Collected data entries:

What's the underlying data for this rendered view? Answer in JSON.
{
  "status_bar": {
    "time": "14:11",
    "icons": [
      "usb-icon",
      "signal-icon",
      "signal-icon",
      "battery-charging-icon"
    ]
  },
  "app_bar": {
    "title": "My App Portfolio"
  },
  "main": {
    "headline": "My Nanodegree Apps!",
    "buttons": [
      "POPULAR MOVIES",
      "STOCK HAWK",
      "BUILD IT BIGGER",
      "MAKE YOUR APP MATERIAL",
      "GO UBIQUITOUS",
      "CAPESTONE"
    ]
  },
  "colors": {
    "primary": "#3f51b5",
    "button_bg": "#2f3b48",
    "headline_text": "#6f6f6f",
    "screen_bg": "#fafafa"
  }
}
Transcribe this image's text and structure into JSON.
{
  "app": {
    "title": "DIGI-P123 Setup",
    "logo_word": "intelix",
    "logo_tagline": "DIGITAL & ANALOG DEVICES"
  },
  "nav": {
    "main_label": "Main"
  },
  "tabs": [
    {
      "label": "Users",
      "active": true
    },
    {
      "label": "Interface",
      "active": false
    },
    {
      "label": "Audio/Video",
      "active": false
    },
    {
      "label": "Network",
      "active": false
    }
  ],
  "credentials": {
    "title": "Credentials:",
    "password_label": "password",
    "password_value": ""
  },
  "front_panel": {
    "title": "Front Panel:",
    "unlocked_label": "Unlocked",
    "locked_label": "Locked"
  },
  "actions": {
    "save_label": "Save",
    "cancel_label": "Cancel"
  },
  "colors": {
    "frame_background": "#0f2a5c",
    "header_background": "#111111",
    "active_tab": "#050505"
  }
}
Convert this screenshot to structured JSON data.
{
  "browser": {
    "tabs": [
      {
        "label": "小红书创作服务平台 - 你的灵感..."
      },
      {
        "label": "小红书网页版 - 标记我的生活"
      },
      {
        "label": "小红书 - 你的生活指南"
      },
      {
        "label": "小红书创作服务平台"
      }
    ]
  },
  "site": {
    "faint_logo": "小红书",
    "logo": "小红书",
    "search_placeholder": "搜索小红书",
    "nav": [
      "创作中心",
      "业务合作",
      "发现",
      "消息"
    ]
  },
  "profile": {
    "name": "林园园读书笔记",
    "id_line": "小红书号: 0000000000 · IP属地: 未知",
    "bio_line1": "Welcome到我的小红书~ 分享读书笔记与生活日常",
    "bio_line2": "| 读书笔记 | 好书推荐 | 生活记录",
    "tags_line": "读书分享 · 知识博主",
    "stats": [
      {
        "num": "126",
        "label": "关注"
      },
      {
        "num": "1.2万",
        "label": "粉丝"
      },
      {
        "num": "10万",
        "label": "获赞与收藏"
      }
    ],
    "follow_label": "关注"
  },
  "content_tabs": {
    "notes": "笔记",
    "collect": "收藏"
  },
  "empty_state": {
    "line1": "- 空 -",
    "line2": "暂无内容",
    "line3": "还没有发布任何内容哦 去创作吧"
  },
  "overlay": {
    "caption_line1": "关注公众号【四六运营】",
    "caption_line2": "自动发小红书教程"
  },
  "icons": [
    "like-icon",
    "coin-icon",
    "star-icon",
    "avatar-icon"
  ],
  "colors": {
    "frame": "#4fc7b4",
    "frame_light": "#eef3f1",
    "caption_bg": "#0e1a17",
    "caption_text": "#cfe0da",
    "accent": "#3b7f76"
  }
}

Your goal: Search the data above for the string "小红书创作服务平台" and copy each line that has it.

Task response:
        "label": "小红书创作服务平台 - 你的灵感..."
        "label": "小红书创作服务平台"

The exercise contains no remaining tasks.